Filter out everything except lines holding "xlabel".

═════ INPUT ROWS ═════

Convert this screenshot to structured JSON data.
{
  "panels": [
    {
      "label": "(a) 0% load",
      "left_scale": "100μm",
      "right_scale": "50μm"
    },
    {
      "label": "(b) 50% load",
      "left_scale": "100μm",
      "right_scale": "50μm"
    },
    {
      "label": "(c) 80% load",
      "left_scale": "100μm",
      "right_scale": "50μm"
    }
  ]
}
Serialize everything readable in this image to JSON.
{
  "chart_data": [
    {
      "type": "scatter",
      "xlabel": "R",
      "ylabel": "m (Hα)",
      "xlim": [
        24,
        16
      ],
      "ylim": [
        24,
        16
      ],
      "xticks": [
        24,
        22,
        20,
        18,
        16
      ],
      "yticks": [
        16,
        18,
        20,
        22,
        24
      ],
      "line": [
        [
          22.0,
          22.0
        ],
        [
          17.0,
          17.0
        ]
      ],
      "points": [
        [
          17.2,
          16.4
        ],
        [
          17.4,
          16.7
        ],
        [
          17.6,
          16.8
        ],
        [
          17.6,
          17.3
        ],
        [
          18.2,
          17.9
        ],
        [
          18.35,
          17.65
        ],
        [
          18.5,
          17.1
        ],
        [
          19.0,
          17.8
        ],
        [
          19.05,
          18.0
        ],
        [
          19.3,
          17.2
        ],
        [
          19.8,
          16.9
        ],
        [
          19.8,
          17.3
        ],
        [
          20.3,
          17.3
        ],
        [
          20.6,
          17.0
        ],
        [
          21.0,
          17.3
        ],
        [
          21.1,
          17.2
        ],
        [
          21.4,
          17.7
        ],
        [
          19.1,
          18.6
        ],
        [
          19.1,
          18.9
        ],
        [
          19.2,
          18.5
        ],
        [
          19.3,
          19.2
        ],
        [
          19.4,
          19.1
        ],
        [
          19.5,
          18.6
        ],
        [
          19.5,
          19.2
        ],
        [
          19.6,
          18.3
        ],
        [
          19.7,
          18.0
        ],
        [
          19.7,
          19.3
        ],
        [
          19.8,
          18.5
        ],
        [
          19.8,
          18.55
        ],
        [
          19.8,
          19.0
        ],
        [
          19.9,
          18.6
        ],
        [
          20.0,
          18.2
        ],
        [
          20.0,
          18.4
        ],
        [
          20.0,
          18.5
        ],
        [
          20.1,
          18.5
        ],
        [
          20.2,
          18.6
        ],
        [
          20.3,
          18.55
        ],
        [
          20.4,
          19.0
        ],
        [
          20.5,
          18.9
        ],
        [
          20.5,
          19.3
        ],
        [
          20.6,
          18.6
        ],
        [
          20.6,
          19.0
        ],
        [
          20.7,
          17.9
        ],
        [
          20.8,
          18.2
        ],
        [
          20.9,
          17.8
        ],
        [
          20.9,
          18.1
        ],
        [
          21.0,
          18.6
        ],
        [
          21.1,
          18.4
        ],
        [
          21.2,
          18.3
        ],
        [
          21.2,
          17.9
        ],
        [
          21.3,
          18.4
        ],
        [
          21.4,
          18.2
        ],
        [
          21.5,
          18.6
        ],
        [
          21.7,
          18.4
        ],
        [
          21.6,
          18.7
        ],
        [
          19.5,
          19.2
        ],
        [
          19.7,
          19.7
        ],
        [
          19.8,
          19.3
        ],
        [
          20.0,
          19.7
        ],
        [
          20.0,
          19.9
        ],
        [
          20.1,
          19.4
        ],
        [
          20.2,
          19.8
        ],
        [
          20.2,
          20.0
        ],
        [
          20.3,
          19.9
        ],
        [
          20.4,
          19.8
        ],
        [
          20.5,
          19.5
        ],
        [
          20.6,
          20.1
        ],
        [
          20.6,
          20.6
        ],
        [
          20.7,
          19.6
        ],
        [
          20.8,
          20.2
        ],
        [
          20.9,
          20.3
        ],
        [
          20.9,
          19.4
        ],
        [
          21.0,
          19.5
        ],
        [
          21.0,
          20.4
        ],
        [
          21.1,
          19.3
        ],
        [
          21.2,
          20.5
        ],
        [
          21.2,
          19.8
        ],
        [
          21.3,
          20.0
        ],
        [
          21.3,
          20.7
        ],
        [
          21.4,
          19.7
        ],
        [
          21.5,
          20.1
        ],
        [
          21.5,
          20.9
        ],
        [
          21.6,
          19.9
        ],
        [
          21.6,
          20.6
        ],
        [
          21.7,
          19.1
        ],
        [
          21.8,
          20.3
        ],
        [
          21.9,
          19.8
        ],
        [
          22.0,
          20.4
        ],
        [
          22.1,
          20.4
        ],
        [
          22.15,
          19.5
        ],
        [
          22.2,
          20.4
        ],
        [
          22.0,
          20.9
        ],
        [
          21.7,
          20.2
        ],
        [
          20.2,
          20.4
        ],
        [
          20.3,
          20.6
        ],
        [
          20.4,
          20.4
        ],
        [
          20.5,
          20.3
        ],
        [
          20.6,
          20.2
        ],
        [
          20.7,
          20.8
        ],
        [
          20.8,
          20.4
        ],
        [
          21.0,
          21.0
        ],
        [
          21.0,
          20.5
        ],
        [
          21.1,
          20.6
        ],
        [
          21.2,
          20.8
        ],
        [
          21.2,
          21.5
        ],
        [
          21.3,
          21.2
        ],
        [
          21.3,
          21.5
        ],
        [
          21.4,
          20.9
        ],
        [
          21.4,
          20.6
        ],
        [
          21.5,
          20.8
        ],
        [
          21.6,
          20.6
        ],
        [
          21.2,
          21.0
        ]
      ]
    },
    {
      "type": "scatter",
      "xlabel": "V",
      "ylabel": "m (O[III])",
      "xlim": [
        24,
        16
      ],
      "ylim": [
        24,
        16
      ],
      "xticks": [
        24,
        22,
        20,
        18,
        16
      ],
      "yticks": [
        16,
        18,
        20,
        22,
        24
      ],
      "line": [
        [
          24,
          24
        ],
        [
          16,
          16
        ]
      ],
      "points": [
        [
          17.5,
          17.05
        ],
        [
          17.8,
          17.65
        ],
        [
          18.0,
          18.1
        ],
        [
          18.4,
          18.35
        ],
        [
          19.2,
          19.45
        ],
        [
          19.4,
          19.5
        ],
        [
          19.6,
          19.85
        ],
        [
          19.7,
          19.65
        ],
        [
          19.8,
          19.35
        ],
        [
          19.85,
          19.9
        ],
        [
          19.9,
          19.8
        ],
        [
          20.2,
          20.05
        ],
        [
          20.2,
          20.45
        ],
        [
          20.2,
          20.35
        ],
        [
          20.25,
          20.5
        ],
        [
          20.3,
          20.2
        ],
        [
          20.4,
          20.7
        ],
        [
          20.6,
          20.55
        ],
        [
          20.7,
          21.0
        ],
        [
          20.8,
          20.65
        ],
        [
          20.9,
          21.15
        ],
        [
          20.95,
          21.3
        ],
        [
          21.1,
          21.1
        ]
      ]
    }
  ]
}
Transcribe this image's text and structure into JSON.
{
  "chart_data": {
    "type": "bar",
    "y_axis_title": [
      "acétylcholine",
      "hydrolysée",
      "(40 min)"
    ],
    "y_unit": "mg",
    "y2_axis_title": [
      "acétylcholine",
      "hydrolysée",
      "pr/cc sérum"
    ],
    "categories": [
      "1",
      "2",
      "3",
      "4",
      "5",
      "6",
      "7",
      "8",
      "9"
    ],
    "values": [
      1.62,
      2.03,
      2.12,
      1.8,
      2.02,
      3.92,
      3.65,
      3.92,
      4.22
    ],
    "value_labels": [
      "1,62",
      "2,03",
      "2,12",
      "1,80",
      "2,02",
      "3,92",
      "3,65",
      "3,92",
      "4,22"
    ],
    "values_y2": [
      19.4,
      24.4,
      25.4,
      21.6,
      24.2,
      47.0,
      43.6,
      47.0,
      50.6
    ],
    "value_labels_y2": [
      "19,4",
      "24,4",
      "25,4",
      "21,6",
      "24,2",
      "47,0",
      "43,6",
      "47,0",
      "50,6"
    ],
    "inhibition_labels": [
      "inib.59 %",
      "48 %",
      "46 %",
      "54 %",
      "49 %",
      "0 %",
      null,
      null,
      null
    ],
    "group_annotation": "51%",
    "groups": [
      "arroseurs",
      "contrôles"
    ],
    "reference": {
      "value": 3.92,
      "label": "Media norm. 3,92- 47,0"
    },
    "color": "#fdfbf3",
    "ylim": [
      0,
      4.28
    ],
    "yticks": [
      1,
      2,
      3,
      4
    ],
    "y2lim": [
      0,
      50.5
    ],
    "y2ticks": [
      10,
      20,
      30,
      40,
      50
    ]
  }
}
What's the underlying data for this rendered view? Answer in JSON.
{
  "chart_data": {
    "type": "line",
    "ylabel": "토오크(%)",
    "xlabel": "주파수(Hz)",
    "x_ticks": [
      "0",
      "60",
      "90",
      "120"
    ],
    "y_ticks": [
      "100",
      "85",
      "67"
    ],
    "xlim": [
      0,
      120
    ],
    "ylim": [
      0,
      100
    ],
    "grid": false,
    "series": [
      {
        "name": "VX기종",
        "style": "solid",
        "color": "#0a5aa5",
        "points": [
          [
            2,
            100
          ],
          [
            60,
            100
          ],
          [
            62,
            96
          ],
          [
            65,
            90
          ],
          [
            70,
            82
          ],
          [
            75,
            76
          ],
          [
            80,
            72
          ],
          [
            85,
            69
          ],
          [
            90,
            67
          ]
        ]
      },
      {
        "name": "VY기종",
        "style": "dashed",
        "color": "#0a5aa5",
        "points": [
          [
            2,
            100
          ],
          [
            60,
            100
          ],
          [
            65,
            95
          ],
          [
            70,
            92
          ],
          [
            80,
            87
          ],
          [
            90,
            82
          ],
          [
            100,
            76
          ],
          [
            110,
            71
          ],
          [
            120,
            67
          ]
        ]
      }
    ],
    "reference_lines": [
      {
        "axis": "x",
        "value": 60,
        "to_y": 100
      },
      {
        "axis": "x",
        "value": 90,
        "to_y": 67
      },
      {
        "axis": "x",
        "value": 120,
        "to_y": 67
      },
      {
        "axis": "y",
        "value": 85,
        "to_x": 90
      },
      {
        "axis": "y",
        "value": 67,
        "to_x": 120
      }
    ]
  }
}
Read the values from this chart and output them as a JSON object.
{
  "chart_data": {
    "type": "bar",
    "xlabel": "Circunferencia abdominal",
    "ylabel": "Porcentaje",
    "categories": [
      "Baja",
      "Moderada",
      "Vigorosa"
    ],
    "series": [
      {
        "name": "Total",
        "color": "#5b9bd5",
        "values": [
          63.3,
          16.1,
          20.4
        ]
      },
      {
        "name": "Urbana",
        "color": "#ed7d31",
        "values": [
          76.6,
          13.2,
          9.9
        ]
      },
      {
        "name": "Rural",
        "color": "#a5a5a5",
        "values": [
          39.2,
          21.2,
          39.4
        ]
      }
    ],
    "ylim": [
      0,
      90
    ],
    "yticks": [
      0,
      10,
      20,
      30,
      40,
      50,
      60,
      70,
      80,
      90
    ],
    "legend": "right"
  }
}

═════

_TASK ANSWER_:
      "xlabel": "R",
      "xlabel": "V",
    "xlabel": "주파수(Hz)",
    "xlabel": "Circunferencia abdominal",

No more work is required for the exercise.